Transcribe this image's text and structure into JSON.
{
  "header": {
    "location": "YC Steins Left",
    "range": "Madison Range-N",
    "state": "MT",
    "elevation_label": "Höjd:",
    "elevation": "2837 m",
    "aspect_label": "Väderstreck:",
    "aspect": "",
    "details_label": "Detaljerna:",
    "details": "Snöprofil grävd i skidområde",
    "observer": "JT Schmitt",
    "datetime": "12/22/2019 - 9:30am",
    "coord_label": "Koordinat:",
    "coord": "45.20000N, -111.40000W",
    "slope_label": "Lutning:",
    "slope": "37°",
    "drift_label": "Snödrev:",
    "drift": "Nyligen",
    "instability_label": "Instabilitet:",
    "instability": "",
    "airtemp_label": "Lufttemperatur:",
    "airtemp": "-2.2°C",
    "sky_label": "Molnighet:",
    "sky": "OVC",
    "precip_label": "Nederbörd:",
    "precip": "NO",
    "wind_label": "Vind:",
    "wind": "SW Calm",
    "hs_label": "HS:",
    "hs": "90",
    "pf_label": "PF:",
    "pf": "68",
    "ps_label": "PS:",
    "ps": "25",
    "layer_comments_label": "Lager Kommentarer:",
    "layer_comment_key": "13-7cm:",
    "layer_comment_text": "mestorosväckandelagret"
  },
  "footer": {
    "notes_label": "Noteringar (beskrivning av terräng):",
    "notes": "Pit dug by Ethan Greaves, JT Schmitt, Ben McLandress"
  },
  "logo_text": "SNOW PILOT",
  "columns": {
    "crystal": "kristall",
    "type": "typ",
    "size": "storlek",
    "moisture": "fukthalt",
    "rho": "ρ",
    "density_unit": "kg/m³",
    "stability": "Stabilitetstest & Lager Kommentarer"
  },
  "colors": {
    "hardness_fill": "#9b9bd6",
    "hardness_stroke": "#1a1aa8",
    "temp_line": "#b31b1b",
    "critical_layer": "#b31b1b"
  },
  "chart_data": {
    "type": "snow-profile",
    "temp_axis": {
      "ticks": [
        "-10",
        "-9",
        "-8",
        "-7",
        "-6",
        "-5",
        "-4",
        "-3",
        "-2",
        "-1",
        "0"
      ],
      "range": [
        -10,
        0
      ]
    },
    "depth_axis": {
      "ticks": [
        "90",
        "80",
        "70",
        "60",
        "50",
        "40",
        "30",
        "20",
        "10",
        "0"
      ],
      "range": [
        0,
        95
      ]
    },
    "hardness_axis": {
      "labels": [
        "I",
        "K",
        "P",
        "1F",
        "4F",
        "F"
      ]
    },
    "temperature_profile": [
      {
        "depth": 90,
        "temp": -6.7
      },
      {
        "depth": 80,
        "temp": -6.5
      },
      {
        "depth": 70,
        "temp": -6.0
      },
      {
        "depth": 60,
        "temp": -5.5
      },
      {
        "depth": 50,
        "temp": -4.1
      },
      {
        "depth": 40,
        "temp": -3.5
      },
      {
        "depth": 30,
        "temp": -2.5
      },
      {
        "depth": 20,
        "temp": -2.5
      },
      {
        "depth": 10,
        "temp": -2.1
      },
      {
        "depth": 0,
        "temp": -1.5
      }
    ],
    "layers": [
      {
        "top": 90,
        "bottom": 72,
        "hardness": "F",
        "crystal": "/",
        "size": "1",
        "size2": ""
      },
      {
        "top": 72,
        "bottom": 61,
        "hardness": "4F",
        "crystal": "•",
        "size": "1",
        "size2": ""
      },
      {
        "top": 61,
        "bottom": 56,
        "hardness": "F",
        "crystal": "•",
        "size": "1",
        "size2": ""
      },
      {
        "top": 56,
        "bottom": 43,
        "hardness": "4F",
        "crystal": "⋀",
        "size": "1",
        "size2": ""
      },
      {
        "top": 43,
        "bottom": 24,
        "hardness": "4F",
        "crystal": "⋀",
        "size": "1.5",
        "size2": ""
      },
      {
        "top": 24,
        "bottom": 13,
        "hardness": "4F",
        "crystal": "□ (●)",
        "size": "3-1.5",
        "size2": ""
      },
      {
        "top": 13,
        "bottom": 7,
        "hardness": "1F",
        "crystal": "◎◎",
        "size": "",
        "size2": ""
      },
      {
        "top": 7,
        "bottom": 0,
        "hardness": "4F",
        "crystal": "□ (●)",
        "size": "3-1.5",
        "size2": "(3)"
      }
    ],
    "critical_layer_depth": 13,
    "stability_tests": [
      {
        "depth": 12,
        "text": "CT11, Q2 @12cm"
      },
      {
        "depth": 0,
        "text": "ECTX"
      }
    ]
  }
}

* **The problem**: Above are the records. Copy every line in them holding "Schmitt".

* **Expected answer**:
    "observer": "JT Schmitt",
    "notes": "Pit dug by Ethan Greaves, JT Schmitt, Ben McLandress"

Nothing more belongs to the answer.